§ EXERCISE OBJECTIVE: Copy out all the data, word for word.

--- Begin ---

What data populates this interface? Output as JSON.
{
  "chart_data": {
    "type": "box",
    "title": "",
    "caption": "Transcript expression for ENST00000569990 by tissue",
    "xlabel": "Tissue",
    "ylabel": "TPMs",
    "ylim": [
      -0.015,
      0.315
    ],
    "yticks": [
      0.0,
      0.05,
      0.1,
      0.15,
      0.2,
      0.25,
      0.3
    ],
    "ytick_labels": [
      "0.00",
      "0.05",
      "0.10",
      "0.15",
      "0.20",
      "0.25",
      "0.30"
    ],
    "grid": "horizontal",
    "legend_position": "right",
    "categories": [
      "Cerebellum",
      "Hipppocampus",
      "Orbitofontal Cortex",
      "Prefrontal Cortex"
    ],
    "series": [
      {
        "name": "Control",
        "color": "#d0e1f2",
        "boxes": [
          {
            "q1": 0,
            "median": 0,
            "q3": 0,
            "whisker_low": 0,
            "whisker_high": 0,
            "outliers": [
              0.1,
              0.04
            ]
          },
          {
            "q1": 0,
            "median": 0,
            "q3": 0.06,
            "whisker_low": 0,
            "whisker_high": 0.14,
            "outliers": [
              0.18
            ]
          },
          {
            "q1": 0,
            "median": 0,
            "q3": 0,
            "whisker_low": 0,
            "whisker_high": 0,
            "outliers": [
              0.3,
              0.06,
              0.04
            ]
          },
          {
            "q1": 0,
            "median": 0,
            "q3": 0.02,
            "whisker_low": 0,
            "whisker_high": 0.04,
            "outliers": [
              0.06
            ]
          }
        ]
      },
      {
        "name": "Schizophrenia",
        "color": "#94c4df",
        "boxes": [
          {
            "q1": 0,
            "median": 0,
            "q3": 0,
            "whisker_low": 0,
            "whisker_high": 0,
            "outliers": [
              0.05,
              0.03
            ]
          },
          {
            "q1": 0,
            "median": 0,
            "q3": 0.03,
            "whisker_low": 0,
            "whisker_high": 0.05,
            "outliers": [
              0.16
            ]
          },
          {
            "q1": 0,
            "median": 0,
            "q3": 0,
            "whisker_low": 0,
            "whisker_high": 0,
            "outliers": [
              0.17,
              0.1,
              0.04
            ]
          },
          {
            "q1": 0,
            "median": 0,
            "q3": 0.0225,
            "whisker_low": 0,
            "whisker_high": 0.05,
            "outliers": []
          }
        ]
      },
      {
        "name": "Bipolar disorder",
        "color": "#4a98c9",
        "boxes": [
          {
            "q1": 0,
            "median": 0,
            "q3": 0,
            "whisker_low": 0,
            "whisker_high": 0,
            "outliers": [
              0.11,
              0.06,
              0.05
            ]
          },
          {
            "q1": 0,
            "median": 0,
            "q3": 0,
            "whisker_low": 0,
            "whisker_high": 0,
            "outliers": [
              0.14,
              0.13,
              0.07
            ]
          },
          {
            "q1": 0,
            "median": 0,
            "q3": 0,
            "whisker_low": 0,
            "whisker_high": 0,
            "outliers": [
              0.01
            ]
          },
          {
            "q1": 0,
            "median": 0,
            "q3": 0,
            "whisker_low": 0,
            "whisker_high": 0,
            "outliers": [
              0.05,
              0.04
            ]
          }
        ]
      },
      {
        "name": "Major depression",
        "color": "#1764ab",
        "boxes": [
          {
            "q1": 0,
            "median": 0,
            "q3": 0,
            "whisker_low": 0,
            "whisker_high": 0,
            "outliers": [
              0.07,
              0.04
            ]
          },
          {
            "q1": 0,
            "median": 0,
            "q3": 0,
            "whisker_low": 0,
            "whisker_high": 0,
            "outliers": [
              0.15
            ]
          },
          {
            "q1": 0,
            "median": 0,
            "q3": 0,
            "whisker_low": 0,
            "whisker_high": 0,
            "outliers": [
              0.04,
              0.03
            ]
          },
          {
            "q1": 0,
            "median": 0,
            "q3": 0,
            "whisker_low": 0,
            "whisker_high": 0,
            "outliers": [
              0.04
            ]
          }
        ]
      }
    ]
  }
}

--- End ---

§ WRITTEN SOLUTION:
What data populates this interface? Output as JSON.
{
  "chart_data": {
    "type": "box",
    "title": "",
    "caption": "Transcript expression for ENST00000569990 by tissue",
    "xlabel": "Tissue",
    "ylabel": "TPMs",
    "ylim": [
      -0.015,
      0.315
    ],
    "yticks": [
      0.0,
      0.05,
      0.1,
      0.15,
      0.2,
      0.25,
      0.3
    ],
    "ytick_labels": [
      "0.00",
      "0.05",
      "0.10",
      "0.15",
      "0.20",
      "0.25",
      "0.30"
    ],
    "grid": "horizontal",
    "legend_position": "right",
    "categories": [
      "Cerebellum",
      "Hipppocampus",
      "Orbitofontal Cortex",
      "Prefrontal Cortex"
    ],
    "series": [
      {
        "name": "Control",
        "color": "#d0e1f2",
        "boxes": [
          {
            "q1": 0,
            "median": 0,
            "q3": 0,
            "whisker_low": 0,
            "whisker_high": 0,
            "outliers": [
              0.1,
              0.04
            ]
          },
          {
            "q1": 0,
            "median": 0,
            "q3": 0.06,
            "whisker_low": 0,
            "whisker_high": 0.14,
            "outliers": [
              0.18
            ]
          },
          {
            "q1": 0,
            "median": 0,
            "q3": 0,
            "whisker_low": 0,
            "whisker_high": 0,
            "outliers": [
              0.3,
              0.06,
              0.04
            ]
          },
          {
            "q1": 0,
            "median": 0,
            "q3": 0.02,
            "whisker_low": 0,
            "whisker_high": 0.04,
            "outliers": [
              0.06
            ]
          }
        ]
      },
      {
        "name": "Schizophrenia",
        "color": "#94c4df",
        "boxes": [
          {
            "q1": 0,
            "median": 0,
            "q3": 0,
            "whisker_low": 0,
            "whisker_high": 0,
            "outliers": [
              0.05,
              0.03
            ]
          },
          {
            "q1": 0,
            "median": 0,
            "q3": 0.03,
            "whisker_low": 0,
            "whisker_high": 0.05,
            "outliers": [
              0.16
            ]
          },
          {
            "q1": 0,
            "median": 0,
            "q3": 0,
            "whisker_low": 0,
            "whisker_high": 0,
            "outliers": [
              0.17,
              0.1,
              0.04
            ]
          },
          {
            "q1": 0,
            "median": 0,
            "q3": 0.0225,
            "whisker_low": 0,
            "whisker_high": 0.05,
            "outliers": []
          }
        ]
      },
      {
        "name": "Bipolar disorder",
        "color": "#4a98c9",
        "boxes": [
          {
            "q1": 0,
            "median": 0,
            "q3": 0,
            "whisker_low": 0,
            "whisker_high": 0,
            "outliers": [
              0.11,
              0.06,
              0.05
            ]
          },
          {
            "q1": 0,
            "median": 0,
            "q3": 0,
            "whisker_low": 0,
            "whisker_high": 0,
            "outliers": [
              0.14,
              0.13,
              0.07
            ]
          },
          {
            "q1": 0,
            "median": 0,
            "q3": 0,
            "whisker_low": 0,
            "whisker_high": 0,
            "outliers": [
              0.01
            ]
          },
          {
            "q1": 0,
            "median": 0,
            "q3": 0,
            "whisker_low": 0,
            "whisker_high": 0,
            "outliers": [
              0.05,
              0.04
            ]
          }
        ]
      },
      {
        "name": "Major depression",
        "color": "#1764ab",
        "boxes": [
          {
            "q1": 0,
            "median": 0,
            "q3": 0,
            "whisker_low": 0,
            "whisker_high": 0,
            "outliers": [
              0.07,
              0.04
            ]
          },
          {
            "q1": 0,
            "median": 0,
            "q3": 0,
            "whisker_low": 0,
            "whisker_high": 0,
            "outliers": [
              0.15
            ]
          },
          {
            "q1": 0,
            "median": 0,
            "q3": 0,
            "whisker_low": 0,
            "whisker_high": 0,
            "outliers": [
              0.04,
              0.03
            ]
          },
          {
            "q1": 0,
            "median": 0,
            "q3": 0,
            "whisker_low": 0,
            "whisker_high": 0,
            "outliers": [
              0.04
            ]
          }
        ]
      }
    ]
  }
}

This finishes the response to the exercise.